- **ITEMS**:
>>>>

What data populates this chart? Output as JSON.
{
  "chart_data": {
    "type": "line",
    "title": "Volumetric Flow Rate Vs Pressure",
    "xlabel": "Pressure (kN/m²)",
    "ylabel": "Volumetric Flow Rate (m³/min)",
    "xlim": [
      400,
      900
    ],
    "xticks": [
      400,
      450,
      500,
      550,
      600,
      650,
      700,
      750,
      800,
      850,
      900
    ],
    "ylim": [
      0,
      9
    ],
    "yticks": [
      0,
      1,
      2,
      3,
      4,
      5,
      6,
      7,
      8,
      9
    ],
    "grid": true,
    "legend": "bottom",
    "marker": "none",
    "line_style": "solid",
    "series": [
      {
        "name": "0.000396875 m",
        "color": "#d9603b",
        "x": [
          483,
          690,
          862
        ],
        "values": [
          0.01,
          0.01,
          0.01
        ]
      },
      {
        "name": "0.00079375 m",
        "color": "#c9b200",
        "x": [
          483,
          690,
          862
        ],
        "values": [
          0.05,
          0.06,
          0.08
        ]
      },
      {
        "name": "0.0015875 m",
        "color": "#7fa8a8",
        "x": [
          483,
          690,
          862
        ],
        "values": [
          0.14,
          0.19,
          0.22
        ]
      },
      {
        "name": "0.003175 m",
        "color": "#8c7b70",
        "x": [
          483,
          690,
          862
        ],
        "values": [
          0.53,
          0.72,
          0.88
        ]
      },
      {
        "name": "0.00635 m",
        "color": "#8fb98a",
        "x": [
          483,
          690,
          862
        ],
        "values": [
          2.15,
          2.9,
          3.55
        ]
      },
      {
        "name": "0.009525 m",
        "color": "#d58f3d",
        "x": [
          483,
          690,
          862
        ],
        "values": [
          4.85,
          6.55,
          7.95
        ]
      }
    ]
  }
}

<<<<

- **AIM**:
Each record above should be output again exactly.

- **RESULT**:
What data populates this chart? Output as JSON.
{
  "chart_data": {
    "type": "line",
    "title": "Volumetric Flow Rate Vs Pressure",
    "xlabel": "Pressure (kN/m²)",
    "ylabel": "Volumetric Flow Rate (m³/min)",
    "xlim": [
      400,
      900
    ],
    "xticks": [
      400,
      450,
      500,
      550,
      600,
      650,
      700,
      750,
      800,
      850,
      900
    ],
    "ylim": [
      0,
      9
    ],
    "yticks": [
      0,
      1,
      2,
      3,
      4,
      5,
      6,
      7,
      8,
      9
    ],
    "grid": true,
    "legend": "bottom",
    "marker": "none",
    "line_style": "solid",
    "series": [
      {
        "name": "0.000396875 m",
        "color": "#d9603b",
        "x": [
          483,
          690,
          862
        ],
        "values": [
          0.01,
          0.01,
          0.01
        ]
      },
      {
        "name": "0.00079375 m",
        "color": "#c9b200",
        "x": [
          483,
          690,
          862
        ],
        "values": [
          0.05,
          0.06,
          0.08
        ]
      },
      {
        "name": "0.0015875 m",
        "color": "#7fa8a8",
        "x": [
          483,
          690,
          862
        ],
        "values": [
          0.14,
          0.19,
          0.22
        ]
      },
      {
        "name": "0.003175 m",
        "color": "#8c7b70",
        "x": [
          483,
          690,
          862
        ],
        "values": [
          0.53,
          0.72,
          0.88
        ]
      },
      {
        "name": "0.00635 m",
        "color": "#8fb98a",
        "x": [
          483,
          690,
          862
        ],
        "values": [
          2.15,
          2.9,
          3.55
        ]
      },
      {
        "name": "0.009525 m",
        "color": "#d58f3d",
        "x": [
          483,
          690,
          862
        ],
        "values": [
          4.85,
          6.55,
          7.95
        ]
      }
    ]
  }
}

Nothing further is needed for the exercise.